§ **Required task**: Find the string "نکلا" in the records. Copy every line it appears in.

• • • • •

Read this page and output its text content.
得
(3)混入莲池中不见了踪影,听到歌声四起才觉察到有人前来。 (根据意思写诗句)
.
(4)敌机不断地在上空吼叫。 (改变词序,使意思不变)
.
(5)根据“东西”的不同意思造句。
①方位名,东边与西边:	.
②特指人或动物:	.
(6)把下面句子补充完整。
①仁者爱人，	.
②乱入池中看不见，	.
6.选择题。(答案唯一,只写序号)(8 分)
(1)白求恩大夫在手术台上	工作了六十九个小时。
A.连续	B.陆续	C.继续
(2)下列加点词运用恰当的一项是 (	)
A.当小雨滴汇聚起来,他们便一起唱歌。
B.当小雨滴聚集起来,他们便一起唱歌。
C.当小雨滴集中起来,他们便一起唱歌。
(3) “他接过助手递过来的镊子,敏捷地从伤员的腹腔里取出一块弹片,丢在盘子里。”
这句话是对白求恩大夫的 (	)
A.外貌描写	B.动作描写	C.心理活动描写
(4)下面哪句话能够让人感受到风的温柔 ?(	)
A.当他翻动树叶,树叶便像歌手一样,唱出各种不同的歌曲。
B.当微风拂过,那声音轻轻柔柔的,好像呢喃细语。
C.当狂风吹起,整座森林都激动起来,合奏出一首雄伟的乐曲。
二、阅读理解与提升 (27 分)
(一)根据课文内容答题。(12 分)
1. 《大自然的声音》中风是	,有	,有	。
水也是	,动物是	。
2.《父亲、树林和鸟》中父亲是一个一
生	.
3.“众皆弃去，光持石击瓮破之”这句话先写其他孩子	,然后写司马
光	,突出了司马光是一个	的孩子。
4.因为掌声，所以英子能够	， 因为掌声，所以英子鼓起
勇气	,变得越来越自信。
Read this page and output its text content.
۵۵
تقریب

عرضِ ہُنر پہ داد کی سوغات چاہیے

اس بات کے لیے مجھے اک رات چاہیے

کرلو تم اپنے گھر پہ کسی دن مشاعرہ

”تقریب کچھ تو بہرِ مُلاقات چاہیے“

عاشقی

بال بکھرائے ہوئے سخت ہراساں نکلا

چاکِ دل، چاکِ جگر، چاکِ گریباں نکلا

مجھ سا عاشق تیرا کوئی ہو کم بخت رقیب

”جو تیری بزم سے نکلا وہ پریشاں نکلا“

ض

• • • • •

§ **Output of the task**:
بال بکھرائے ہوئے سخت ہراساں نکلا
چاکِ دل، چاکِ جگر، چاکِ گریباں نکلا
”جو تیری بزم سے نکلا وہ پریشاں نکلا“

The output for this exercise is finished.